-- START INFORMATION SHOWN --

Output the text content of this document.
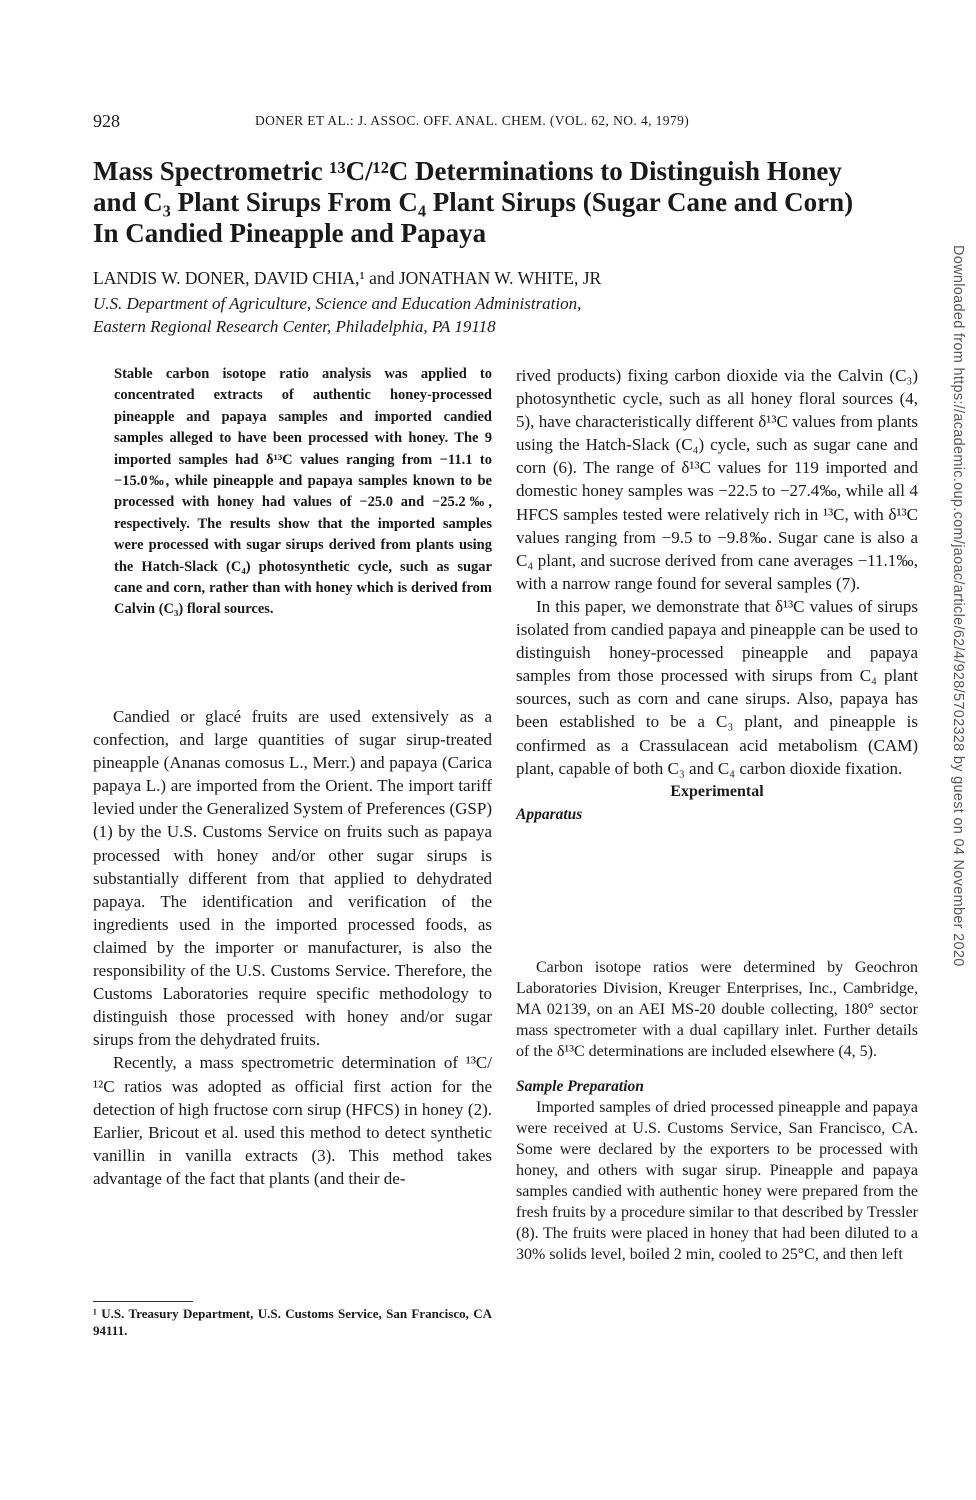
928	DONER ET AL.: J. ASSOC. OFF. ANAL. CHEM. (VOL. 62, NO. 4, 1979)
Mass Spectrometric ¹³C/¹²C Determinations to Distinguish Honey
and C₃ Plant Sirups From C₄ Plant Sirups (Sugar Cane and Corn)
In Candied Pineapple and Papaya
LANDIS W. DONER, DAVID CHIA,¹ and JONATHAN W. WHITE, JR
U.S. Department of Agriculture, Science and Education Administration,
Eastern Regional Research Center, Philadelphia, PA 19118
Stable carbon isotope ratio analysis was applied to concentrated extracts of authentic honey-processed pineapple and papaya samples and imported candied samples alleged to have been processed with honey. The 9 imported samples had δ¹³C values ranging from −11.1 to −15.0‰, while pineapple and papaya samples known to be processed with honey had values of −25.0 and −25.2‰, respectively. The results show that the imported samples were processed with sugar sirups derived from plants using the Hatch-Slack (C₄) photosynthetic cycle, such as sugar cane and corn, rather than with honey which is derived from Calvin (C₃) floral sources.

Candied or glacé fruits are used extensively as a confection, and large quantities of sugar sirup-treated pineapple (Ananas comosus L., Merr.) and papaya (Carica papaya L.) are imported from the Orient. The import tariff levied under the Generalized System of Preferences (GSP) (1) by the U.S. Customs Service on fruits such as papaya processed with honey and/or other sugar sirups is substantially different from that applied to dehydrated papaya. The identification and verification of the ingredients used in the imported processed foods, as claimed by the importer or manufacturer, is also the responsibility of the U.S. Customs Service. Therefore, the Customs Laboratories require specific methodology to distinguish those processed with honey and/or sugar sirups from the dehydrated fruits.

Recently, a mass spectrometric determination of ¹³C/¹²C ratios was adopted as official first action for the detection of high fructose corn sirup (HFCS) in honey (2). Earlier, Bricout et al. used this method to detect synthetic vanillin in vanilla extracts (3). This method takes advantage of the fact that plants (and their de-

¹ U.S. Treasury Department, U.S. Customs Service, San Francisco, CA 94111.

rived products) fixing carbon dioxide via the Calvin (C₃) photosynthetic cycle, such as all honey floral sources (4, 5), have characteristically different δ¹³C values from plants using the Hatch-Slack (C₄) cycle, such as sugar cane and corn (6). The range of δ¹³C values for 119 imported and domestic honey samples was −22.5 to −27.4‰, while all 4 HFCS samples tested were relatively rich in ¹³C, with δ¹³C values ranging from −9.5 to −9.8‰. Sugar cane is also a C₄ plant, and sucrose derived from cane averages −11.1‰, with a narrow range found for several samples (7).

In this paper, we demonstrate that δ¹³C values of sirups isolated from candied papaya and pineapple can be used to distinguish honey-processed pineapple and papaya samples from those processed with sirups from C₄ plant sources, such as corn and cane sirups. Also, papaya has been established to be a C₃ plant, and pineapple is confirmed as a Crassulacean acid metabolism (CAM) plant, capable of both C₃ and C₄ carbon dioxide fixation.

Experimental

Apparatus

Carbon isotope ratios were determined by Geochron Laboratories Division, Kreuger Enterprises, Inc., Cambridge, MA 02139, on an AEI MS-20 double collecting, 180° sector mass spectrometer with a dual capillary inlet. Further details of the δ¹³C determinations are included elsewhere (4, 5).

Sample Preparation

Imported samples of dried processed pineapple and papaya were received at U.S. Customs Service, San Francisco, CA. Some were declared by the exporters to be processed with honey, and others with sugar sirup. Pineapple and papaya samples candied with authentic honey were prepared from the fresh fruits by a procedure similar to that described by Tressler (8). The fruits were placed in honey that had been diluted to a 30% solids level, boiled 2 min, cooled to 25°C, and then left

Downloaded from https://academic.oup.com/jaoac/article/62/4/928/5702328 by guest on 04 November 2020
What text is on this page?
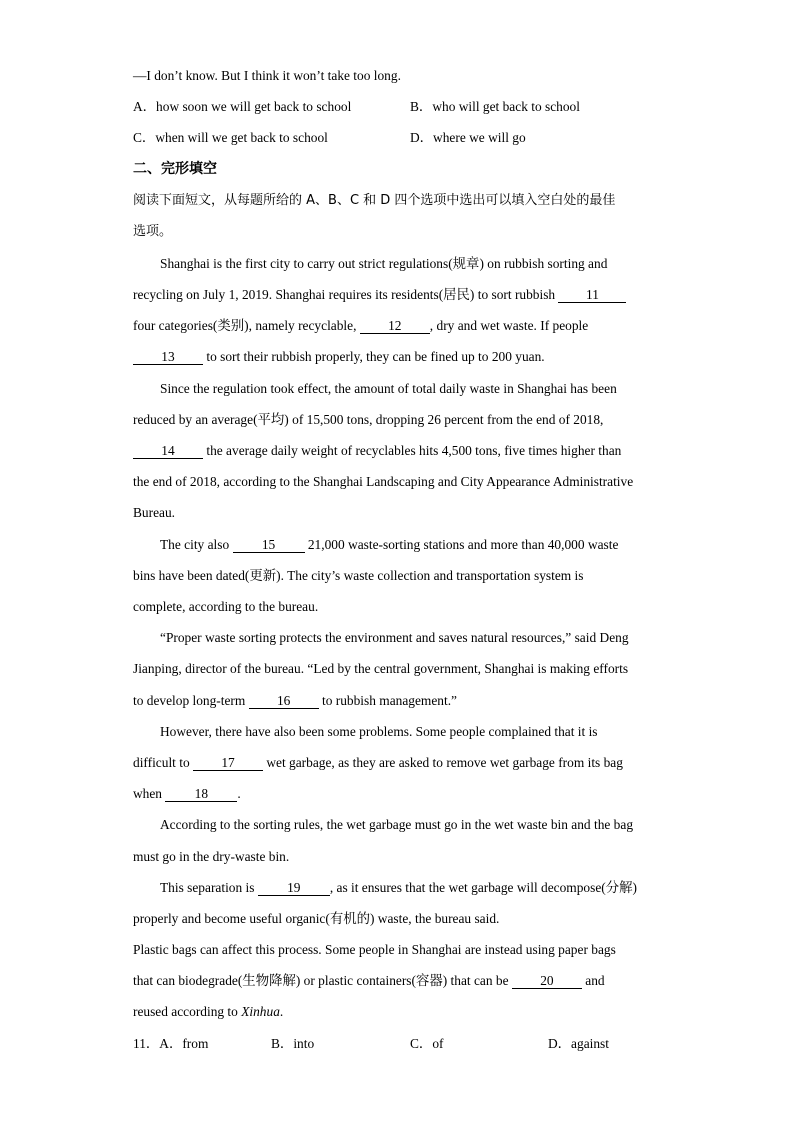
—I don’t know. But I think it won’t take too long.
A．how soon we will get back to school	B．who will get back to school
C．when will we get back to school	D．where we will go
二、完形填空
阅读下面短文，从每题所给的 A、B、C 和 D 四个选项中选出可以填入空白处的最佳
选项。
Shanghai is the first city to carry out strict regulations(规章) on rubbish sorting and
recycling on July 1, 2019. Shanghai requires its residents(居民) to sort rubbish 11
four categories(类别), namely recyclable, 12 , dry and wet waste. If people
13 to sort their rubbish properly, they can be fined up to 200 yuan.
Since the regulation took effect, the amount of total daily waste in Shanghai has been
reduced by an average(平均) of 15,500 tons, dropping 26 percent from the end of 2018,
14 the average daily weight of recyclables hits 4,500 tons, five times higher than
the end of 2018, according to the Shanghai Landscaping and City Appearance Administrative
Bureau.
The city also 15 21,000 waste-sorting stations and more than 40,000 waste
bins have been dated(更新). The city’s waste collection and transportation system is
complete, according to the bureau.
“Proper waste sorting protects the environment and saves natural resources,” said Deng
Jianping, director of the bureau. “Led by the central government, Shanghai is making efforts
to develop long-term 16 to rubbish management.”
However, there have also been some problems. Some people complained that it is
difficult to 17 wet garbage, as they are asked to remove wet garbage from its bag
when 18 .
According to the sorting rules, the wet garbage must go in the wet waste bin and the bag
must go in the dry-waste bin.
This separation is 19 , as it ensures that the wet garbage will decompose(分解)
properly and become useful organic(有机的) waste, the bureau said.
Plastic bags can affect this process. Some people in Shanghai are instead using paper bags
that can biodegrade(生物降解) or plastic containers(容器) that can be 20 and
reused according to Xinhua.
11．A．from	B．into	C．of	D．against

-- END INFORMATION SHOWN --

» **DESCRIPTION OF THE TASK**
Copy each line of the data above that holds "they".

» **SOLVED PROBLEM**
13 to sort their rubbish properly, they can be fined up to 200 yuan.
difficult to 17 wet garbage, as they are asked to remove wet garbage from its bag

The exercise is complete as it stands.